§ **WRITTEN REQUEST**:
Your task is to copy every record exactly.

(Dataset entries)
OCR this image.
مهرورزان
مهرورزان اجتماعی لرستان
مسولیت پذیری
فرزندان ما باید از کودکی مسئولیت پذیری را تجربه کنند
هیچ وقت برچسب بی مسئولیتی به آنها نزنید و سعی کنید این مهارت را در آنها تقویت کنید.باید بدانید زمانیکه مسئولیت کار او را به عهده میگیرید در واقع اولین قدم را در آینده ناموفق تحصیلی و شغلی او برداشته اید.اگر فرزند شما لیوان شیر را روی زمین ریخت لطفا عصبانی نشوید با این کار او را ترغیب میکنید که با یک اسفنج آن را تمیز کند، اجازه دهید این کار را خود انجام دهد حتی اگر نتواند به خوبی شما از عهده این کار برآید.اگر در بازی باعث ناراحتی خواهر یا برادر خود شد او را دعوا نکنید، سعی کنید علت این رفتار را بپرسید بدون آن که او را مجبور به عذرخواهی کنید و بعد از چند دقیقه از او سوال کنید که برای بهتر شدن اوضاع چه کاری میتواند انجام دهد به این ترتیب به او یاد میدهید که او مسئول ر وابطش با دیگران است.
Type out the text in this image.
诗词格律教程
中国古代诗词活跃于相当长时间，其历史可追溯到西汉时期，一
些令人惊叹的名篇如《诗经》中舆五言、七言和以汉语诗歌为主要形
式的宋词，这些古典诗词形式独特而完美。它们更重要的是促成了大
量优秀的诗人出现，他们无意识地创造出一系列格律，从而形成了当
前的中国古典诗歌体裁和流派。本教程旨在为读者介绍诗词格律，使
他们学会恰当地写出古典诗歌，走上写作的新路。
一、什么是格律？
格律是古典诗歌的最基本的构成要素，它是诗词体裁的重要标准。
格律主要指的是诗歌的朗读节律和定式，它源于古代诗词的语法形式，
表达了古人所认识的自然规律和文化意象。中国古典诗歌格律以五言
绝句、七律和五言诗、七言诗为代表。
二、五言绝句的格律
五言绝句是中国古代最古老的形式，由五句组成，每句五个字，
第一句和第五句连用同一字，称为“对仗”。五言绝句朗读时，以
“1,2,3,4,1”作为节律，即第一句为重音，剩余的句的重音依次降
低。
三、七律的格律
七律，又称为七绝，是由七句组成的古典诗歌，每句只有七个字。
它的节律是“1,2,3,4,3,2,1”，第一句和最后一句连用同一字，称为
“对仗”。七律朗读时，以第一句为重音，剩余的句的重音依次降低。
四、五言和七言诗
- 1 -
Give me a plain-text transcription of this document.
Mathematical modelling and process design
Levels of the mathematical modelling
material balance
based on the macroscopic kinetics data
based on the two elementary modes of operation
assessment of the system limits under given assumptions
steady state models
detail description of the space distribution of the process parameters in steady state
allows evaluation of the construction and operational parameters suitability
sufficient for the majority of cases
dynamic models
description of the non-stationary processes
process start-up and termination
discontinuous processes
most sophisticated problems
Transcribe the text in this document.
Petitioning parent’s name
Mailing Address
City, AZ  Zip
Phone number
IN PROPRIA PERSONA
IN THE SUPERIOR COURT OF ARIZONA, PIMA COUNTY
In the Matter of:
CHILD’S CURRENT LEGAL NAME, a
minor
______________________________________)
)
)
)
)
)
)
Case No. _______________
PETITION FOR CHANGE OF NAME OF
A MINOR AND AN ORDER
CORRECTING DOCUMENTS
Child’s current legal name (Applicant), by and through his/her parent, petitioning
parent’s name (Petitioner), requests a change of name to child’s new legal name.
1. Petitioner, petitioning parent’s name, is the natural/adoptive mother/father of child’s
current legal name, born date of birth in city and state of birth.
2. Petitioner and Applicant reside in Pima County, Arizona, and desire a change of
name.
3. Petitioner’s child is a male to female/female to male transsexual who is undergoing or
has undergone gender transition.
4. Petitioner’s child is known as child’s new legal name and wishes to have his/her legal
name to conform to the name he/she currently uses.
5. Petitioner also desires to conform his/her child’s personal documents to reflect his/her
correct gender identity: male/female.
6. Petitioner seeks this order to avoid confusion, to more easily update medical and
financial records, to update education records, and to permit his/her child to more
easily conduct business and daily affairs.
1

§ **FINAL RESULT**:
OCR this image.
مهرورزان
مهرورزان اجتماعی لرستان
مسولیت پذیری
فرزندان ما باید از کودکی مسئولیت پذیری را تجربه کنند
هیچ وقت برچسب بی مسئولیتی به آنها نزنید و سعی کنید این مهارت را در آنها تقویت کنید.باید بدانید زمانیکه مسئولیت کار او را به عهده میگیرید در واقع اولین قدم را در آینده ناموفق تحصیلی و شغلی او برداشته اید.اگر فرزند شما لیوان شیر را روی زمین ریخت لطفا عصبانی نشوید با این کار او را ترغیب میکنید که با یک اسفنج آن را تمیز کند، اجازه دهید این کار را خود انجام دهد حتی اگر نتواند به خوبی شما از عهده این کار برآید.اگر در بازی باعث ناراحتی خواهر یا برادر خود شد او را دعوا نکنید، سعی کنید علت این رفتار را بپرسید بدون آن که او را مجبور به عذرخواهی کنید و بعد از چند دقیقه از او سوال کنید که برای بهتر شدن اوضاع چه کاری میتواند انجام دهد به این ترتیب به او یاد میدهید که او مسئول ر وابطش با دیگران است.
Type out the text in this image.
诗词格律教程
中国古代诗词活跃于相当长时间，其历史可追溯到西汉时期，一
些令人惊叹的名篇如《诗经》中舆五言、七言和以汉语诗歌为主要形
式的宋词，这些古典诗词形式独特而完美。它们更重要的是促成了大
量优秀的诗人出现，他们无意识地创造出一系列格律，从而形成了当
前的中国古典诗歌体裁和流派。本教程旨在为读者介绍诗词格律，使
他们学会恰当地写出古典诗歌，走上写作的新路。
一、什么是格律？
格律是古典诗歌的最基本的构成要素，它是诗词体裁的重要标准。
格律主要指的是诗歌的朗读节律和定式，它源于古代诗词的语法形式，
表达了古人所认识的自然规律和文化意象。中国古典诗歌格律以五言
绝句、七律和五言诗、七言诗为代表。
二、五言绝句的格律
五言绝句是中国古代最古老的形式，由五句组成，每句五个字，
第一句和第五句连用同一字，称为“对仗”。五言绝句朗读时，以
“1,2,3,4,1”作为节律，即第一句为重音，剩余的句的重音依次降
低。
三、七律的格律
七律，又称为七绝，是由七句组成的古典诗歌，每句只有七个字。
它的节律是“1,2,3,4,3,2,1”，第一句和最后一句连用同一字，称为
“对仗”。七律朗读时，以第一句为重音，剩余的句的重音依次降低。
四、五言和七言诗
- 1 -
Give me a plain-text transcription of this document.
Mathematical modelling and process design
Levels of the mathematical modelling
material balance
based on the macroscopic kinetics data
based on the two elementary modes of operation
assessment of the system limits under given assumptions
steady state models
detail description of the space distribution of the process parameters in steady state
allows evaluation of the construction and operational parameters suitability
sufficient for the majority of cases
dynamic models
description of the non-stationary processes
process start-up and termination
discontinuous processes
most sophisticated problems
Transcribe the text in this document.
Petitioning parent’s name
Mailing Address
City, AZ  Zip
Phone number
IN PROPRIA PERSONA
IN THE SUPERIOR COURT OF ARIZONA, PIMA COUNTY
In the Matter of:
CHILD’S CURRENT LEGAL NAME, a
minor
______________________________________)
)
)
)
)
)
)
Case No. _______________
PETITION FOR CHANGE OF NAME OF
A MINOR AND AN ORDER
CORRECTING DOCUMENTS
Child’s current legal name (Applicant), by and through his/her parent, petitioning
parent’s name (Petitioner), requests a change of name to child’s new legal name.
1. Petitioner, petitioning parent’s name, is the natural/adoptive mother/father of child’s
current legal name, born date of birth in city and state of birth.
2. Petitioner and Applicant reside in Pima County, Arizona, and desire a change of
name.
3. Petitioner’s child is a male to female/female to male transsexual who is undergoing or
has undergone gender transition.
4. Petitioner’s child is known as child’s new legal name and wishes to have his/her legal
name to conform to the name he/she currently uses.
5. Petitioner also desires to conform his/her child’s personal documents to reflect his/her
correct gender identity: male/female.
6. Petitioner seeks this order to avoid confusion, to more easily update medical and
financial records, to update education records, and to permit his/her child to more
easily conduct business and daily affairs.
1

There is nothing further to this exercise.